#### Given task
Using the records that follow, copy every line containing the word "coordinate".

#### Records to use
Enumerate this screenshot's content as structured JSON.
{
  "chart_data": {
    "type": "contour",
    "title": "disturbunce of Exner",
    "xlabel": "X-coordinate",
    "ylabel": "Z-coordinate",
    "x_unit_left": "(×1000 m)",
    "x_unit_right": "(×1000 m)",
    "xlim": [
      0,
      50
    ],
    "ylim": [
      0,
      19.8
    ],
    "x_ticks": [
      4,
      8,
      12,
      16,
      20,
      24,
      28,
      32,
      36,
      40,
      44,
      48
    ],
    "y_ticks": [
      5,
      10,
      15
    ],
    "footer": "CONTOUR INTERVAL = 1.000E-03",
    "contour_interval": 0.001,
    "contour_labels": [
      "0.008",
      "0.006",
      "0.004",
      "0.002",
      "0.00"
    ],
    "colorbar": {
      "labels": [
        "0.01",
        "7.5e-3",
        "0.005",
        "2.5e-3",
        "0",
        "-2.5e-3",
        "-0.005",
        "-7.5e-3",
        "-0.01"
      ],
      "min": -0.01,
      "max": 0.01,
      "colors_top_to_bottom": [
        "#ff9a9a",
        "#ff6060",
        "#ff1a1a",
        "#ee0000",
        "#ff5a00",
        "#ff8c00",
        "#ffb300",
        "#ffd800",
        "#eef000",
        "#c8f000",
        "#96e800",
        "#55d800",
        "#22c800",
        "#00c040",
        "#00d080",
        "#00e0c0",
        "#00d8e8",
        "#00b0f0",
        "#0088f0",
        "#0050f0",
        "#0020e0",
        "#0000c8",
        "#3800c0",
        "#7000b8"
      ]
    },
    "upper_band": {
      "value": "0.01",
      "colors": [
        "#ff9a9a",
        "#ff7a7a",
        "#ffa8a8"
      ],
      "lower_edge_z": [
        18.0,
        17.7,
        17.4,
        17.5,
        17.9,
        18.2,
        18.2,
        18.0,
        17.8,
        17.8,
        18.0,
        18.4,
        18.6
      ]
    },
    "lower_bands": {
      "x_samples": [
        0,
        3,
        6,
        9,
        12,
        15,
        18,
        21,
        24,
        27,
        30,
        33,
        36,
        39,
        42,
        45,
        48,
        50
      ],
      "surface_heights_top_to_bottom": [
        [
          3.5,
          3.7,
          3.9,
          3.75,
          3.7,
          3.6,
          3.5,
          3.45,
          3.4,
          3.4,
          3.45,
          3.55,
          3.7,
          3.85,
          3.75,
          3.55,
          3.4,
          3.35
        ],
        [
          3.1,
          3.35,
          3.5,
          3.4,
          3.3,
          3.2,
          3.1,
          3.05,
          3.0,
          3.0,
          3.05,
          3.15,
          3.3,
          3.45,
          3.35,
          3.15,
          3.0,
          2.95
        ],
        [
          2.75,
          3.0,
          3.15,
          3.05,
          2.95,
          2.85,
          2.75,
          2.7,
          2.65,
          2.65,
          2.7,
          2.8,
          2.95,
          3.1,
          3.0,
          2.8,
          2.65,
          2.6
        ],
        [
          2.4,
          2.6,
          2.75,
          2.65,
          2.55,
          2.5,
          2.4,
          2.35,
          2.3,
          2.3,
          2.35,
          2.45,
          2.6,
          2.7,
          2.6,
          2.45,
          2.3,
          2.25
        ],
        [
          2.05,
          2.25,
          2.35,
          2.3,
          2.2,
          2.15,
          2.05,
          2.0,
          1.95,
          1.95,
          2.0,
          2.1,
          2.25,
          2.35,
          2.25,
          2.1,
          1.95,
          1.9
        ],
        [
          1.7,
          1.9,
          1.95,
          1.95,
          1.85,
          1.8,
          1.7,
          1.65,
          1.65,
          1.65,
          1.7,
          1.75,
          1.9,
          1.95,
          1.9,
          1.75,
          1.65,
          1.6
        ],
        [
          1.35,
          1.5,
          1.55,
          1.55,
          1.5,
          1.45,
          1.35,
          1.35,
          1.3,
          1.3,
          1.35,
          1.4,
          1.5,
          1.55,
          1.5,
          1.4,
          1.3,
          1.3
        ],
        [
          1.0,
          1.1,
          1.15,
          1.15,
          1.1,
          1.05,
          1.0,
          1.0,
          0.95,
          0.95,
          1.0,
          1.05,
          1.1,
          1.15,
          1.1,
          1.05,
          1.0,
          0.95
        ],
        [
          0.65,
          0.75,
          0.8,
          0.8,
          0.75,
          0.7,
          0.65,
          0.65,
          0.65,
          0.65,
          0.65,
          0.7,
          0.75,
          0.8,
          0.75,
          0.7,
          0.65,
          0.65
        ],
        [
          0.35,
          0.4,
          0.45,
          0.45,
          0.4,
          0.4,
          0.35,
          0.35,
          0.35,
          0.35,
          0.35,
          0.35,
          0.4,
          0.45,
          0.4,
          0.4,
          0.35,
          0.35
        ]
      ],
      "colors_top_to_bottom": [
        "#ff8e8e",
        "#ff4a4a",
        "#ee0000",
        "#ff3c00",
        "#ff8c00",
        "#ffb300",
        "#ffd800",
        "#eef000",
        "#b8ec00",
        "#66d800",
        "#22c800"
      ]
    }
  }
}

#### Reply
    "xlabel": "X-coordinate",
    "ylabel": "Z-coordinate",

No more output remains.